##### DOCUMENT SECTION

I have considered the motion, the supporting affidavit and the rival arguments made before me.

For a start, the chronology of events given by the applicant is undisputed. It is also not denied that the applicant did not annex a draft Memorandum of Appeal.

Under Rule 4 of this Court’s rules, the grant of an order of enlargement of time is a discretionary one. There are a number of reasons to be considered in the exercise of such discretion. In Karny Zahrya and Another v. Shalom Levi, CA No. 80 of 2018, Koome, J stated:

Some of the considerations to be borne in mind while dealing with an application for extension of time include the length of the delay involved, the reason(s) for the delay, the possible prejudice, if any, that each party stands to suffer depending on how the court exercises its discretion; the conduct of the parties; the need to balance the interests of a party who has a decision in his or her favour against the interest of a party who has a constitutionally underpinned right of appeal; the need to protect a party’s opportunity to fully agitate its dispute, against the need to ensure timely resolution of disputes; the public interest issues implicated in the appeal or intended appeal; and whether, prima facie the intended appeal has chances of success or is a mere frivolity.

##########
##### DATASET RECORDS

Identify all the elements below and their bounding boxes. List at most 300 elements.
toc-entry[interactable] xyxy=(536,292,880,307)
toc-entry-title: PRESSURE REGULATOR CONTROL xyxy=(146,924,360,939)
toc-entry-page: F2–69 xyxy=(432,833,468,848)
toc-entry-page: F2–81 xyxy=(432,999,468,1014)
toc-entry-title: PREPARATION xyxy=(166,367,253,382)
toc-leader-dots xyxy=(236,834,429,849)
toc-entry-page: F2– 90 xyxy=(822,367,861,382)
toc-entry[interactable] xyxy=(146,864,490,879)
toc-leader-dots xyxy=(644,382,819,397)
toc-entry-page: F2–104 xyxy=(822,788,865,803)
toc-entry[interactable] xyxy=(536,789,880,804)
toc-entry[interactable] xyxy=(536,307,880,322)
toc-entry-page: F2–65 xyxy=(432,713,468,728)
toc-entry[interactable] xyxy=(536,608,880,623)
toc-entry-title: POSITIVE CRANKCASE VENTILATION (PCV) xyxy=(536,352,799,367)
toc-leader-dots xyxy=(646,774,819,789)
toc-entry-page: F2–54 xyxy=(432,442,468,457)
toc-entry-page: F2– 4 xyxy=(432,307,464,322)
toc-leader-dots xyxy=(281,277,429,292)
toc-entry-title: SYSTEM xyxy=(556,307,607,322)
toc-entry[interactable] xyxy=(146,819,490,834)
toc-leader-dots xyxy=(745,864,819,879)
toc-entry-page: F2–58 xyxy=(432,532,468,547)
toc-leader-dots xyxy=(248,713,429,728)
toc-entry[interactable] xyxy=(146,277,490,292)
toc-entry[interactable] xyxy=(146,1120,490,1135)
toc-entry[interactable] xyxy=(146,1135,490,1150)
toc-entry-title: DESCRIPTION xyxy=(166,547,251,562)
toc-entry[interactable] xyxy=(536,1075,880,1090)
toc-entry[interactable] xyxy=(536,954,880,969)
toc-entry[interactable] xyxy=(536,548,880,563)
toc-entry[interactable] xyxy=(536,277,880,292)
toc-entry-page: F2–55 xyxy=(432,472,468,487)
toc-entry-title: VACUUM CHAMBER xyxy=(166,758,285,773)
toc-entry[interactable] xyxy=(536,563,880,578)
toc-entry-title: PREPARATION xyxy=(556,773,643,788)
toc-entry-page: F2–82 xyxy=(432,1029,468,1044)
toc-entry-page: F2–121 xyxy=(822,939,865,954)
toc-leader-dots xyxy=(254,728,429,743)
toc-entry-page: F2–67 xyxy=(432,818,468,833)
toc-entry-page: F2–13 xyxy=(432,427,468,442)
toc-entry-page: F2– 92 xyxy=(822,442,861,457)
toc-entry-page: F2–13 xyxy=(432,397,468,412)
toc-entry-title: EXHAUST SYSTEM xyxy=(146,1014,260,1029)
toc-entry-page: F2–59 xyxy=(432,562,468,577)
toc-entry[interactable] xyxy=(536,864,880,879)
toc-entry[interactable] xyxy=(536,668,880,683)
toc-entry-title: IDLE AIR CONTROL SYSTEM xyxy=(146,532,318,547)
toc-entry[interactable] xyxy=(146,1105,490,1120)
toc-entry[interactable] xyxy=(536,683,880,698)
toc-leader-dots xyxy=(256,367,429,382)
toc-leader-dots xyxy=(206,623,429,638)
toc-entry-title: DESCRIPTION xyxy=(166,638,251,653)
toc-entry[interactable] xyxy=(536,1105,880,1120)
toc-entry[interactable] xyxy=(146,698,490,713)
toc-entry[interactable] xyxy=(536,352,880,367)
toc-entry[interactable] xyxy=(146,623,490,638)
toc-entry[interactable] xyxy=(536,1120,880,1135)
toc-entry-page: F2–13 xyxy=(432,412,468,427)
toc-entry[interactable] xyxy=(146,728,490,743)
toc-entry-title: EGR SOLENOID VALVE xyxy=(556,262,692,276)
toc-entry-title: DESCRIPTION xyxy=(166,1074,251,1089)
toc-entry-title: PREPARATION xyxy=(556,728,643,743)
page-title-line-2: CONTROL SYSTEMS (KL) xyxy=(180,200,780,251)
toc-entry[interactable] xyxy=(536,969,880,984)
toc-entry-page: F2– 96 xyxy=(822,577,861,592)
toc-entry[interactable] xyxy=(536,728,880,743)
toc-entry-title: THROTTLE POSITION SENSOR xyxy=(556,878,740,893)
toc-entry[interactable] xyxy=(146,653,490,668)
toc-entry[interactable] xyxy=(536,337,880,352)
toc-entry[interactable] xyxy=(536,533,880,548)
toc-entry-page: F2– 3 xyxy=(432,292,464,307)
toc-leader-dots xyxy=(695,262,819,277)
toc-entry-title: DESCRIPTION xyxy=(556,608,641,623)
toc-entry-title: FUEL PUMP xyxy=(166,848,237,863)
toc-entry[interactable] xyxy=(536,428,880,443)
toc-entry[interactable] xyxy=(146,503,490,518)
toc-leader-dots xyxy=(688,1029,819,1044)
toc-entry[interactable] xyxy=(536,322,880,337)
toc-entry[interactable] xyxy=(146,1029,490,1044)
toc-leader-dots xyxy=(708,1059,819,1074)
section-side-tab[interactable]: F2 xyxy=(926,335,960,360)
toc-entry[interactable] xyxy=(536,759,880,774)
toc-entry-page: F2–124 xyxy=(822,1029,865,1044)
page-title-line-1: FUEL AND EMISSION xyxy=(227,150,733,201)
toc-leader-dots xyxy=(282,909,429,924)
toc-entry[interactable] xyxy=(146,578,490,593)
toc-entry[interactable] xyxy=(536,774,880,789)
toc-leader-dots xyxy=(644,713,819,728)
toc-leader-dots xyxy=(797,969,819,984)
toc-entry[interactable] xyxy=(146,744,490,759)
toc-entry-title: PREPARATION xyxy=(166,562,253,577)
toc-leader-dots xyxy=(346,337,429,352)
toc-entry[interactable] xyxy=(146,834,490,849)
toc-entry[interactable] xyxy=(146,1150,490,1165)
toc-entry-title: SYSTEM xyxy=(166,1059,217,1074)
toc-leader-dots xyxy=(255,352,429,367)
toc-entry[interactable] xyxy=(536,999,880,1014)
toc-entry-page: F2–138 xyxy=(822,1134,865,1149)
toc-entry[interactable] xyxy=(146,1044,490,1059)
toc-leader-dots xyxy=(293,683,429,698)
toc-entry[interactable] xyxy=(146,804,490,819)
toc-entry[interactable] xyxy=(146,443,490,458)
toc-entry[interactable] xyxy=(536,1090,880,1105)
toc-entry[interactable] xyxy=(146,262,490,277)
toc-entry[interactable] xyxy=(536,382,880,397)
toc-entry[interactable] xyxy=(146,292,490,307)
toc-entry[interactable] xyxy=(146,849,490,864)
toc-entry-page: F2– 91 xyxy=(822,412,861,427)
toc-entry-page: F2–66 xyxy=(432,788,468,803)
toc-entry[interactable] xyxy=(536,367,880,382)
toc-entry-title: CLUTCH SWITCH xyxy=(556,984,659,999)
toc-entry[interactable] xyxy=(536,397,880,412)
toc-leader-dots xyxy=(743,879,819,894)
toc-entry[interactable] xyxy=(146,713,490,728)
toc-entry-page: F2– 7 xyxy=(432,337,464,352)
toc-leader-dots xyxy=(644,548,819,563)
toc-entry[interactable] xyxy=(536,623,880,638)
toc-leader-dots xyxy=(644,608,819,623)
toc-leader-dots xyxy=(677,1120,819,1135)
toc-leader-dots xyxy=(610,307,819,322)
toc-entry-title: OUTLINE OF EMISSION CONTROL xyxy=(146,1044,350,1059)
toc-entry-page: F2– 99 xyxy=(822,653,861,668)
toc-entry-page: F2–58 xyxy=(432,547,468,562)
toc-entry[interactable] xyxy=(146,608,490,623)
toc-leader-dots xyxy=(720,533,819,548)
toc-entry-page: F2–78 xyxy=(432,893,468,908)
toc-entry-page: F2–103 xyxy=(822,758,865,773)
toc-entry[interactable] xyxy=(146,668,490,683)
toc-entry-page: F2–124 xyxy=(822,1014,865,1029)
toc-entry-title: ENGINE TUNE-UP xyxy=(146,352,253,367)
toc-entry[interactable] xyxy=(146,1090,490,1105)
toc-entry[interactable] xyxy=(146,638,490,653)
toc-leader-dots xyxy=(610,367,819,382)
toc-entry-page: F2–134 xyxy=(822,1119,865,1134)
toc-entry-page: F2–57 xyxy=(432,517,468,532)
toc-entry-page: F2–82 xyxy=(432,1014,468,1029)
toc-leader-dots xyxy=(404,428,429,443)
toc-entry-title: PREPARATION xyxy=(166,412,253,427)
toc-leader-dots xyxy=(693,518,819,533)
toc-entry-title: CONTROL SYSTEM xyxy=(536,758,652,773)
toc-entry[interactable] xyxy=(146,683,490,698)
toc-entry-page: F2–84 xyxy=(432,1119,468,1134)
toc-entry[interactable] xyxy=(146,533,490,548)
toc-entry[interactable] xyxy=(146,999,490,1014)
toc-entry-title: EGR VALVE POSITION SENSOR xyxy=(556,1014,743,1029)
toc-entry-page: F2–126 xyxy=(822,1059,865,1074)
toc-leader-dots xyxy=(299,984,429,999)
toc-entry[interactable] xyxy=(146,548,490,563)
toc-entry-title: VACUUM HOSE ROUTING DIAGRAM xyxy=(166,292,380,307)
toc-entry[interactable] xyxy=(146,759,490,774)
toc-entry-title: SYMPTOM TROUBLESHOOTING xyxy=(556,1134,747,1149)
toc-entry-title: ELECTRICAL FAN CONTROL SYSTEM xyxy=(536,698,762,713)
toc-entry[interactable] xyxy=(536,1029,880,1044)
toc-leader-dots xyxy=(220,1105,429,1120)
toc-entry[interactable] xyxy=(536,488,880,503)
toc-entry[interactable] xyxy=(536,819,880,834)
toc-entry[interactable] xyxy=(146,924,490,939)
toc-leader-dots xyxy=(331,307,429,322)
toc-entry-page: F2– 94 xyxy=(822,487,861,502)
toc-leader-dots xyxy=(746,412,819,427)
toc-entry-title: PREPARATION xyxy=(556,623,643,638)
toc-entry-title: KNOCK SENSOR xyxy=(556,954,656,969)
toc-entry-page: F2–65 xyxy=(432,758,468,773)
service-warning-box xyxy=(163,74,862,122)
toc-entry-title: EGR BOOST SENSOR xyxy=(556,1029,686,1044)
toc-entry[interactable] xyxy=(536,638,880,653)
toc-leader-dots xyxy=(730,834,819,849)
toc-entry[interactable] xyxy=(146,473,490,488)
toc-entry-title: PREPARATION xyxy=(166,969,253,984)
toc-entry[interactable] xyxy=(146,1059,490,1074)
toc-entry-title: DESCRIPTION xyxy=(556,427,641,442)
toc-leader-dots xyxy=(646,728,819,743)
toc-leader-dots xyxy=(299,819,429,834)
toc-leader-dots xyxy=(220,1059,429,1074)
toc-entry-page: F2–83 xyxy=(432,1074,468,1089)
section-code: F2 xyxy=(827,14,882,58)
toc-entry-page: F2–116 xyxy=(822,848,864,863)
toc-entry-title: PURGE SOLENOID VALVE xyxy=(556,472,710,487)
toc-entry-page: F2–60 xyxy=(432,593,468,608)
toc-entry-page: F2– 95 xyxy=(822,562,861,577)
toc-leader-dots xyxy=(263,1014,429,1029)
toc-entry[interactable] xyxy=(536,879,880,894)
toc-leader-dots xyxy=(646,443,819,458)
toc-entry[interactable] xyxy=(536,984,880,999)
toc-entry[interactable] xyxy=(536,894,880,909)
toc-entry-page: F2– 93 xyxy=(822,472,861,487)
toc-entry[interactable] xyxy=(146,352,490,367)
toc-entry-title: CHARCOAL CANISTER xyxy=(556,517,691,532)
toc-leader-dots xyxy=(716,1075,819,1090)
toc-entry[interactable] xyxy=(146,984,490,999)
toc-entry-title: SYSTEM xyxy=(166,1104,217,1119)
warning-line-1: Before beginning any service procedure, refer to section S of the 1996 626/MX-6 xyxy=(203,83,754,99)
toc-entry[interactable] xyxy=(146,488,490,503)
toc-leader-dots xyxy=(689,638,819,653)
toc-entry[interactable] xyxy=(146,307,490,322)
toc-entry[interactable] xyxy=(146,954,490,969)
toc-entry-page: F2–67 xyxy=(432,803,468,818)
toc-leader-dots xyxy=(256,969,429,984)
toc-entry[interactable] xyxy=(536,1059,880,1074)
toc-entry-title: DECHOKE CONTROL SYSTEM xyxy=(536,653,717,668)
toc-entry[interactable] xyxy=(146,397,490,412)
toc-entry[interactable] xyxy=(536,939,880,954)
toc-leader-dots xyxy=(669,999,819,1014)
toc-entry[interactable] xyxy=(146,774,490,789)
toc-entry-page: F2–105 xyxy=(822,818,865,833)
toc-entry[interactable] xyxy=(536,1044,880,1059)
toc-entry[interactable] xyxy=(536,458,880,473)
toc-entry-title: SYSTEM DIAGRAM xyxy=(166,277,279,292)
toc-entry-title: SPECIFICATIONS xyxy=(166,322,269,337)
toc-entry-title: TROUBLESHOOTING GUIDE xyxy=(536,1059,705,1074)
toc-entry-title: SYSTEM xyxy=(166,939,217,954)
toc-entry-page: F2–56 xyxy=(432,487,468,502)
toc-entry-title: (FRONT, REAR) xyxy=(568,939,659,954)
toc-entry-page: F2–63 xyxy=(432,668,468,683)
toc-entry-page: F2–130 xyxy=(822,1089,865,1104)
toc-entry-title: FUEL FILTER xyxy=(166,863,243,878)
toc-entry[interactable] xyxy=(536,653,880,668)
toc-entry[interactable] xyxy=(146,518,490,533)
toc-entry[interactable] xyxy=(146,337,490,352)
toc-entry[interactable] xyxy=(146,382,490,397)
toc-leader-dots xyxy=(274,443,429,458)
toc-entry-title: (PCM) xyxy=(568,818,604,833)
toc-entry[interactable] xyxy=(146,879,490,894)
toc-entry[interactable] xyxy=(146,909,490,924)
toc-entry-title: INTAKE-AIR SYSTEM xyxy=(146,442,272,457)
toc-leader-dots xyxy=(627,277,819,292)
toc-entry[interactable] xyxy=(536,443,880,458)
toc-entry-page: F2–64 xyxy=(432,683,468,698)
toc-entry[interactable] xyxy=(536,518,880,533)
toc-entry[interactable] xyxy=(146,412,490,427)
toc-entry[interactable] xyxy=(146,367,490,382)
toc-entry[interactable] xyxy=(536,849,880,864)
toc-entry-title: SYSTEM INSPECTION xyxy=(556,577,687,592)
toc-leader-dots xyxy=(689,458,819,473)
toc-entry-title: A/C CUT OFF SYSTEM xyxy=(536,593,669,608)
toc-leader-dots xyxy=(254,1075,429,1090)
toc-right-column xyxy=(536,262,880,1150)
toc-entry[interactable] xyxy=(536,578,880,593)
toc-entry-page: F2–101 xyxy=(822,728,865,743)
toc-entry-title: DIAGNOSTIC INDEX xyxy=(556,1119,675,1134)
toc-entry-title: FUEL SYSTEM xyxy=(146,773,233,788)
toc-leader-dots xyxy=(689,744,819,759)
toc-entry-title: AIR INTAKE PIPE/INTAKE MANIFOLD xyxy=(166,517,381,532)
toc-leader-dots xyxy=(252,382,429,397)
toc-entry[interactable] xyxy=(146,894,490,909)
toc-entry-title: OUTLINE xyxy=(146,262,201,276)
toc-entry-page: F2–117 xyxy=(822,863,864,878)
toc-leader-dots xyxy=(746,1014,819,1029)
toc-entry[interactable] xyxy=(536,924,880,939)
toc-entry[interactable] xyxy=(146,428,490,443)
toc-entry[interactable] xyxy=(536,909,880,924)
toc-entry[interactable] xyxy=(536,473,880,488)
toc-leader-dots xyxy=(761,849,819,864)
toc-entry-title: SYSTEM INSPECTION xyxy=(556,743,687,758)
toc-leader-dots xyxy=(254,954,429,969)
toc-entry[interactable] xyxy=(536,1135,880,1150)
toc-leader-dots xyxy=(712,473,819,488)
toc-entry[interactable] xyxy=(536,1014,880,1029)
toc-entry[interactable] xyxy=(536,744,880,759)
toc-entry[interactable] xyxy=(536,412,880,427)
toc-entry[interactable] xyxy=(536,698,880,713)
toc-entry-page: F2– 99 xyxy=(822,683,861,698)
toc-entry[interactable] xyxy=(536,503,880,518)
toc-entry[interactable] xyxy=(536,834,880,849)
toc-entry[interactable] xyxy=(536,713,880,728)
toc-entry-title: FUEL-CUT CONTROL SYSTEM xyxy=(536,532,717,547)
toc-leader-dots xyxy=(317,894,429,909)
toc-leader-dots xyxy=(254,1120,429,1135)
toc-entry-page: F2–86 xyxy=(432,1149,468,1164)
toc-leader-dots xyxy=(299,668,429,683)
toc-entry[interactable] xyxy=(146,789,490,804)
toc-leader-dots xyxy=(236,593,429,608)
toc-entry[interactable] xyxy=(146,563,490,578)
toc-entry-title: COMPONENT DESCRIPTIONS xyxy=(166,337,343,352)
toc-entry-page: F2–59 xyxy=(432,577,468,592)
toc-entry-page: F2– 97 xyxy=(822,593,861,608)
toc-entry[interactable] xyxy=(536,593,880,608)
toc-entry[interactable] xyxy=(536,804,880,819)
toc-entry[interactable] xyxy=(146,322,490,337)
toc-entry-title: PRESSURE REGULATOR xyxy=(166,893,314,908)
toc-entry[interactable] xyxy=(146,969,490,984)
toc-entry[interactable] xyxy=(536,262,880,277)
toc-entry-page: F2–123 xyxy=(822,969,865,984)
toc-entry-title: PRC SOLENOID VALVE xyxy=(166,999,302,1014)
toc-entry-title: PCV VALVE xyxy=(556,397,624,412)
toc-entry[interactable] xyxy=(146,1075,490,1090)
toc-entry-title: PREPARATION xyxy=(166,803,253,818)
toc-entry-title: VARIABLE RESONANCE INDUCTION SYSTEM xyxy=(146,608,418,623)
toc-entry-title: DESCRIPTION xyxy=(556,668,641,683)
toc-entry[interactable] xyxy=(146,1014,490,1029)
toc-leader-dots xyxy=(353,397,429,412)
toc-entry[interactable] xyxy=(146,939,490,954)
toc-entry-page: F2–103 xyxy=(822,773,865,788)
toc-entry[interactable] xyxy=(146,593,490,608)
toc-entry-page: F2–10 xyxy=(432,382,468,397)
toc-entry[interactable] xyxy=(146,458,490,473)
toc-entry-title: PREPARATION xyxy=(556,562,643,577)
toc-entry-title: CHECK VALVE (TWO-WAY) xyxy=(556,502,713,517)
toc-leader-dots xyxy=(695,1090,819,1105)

##########

DIRECTIONS FOR THIS TASK =
What considerations for an application for extension of time does the court ruling above quote from Koome, J? Give every one.

ANSWER AREA =
- The length of the delay involved
- The reason(s) for the delay
- The possible prejudice, if any, that each party stands to suffer depending on how the court exercises its discretion
- The conduct of the parties
- The need to balance the interests of a party who has a decision in his or her favour against the interest of a party who has a constitutionally underpinned right of appeal
- The need to protect a party's opportunity to fully agitate its dispute, against the need to ensure timely resolution of disputes
- The public interest issues implicated in the appeal or intended appeal
- Whether, prima facie, the intended appeal has chances of success or is a mere frivolity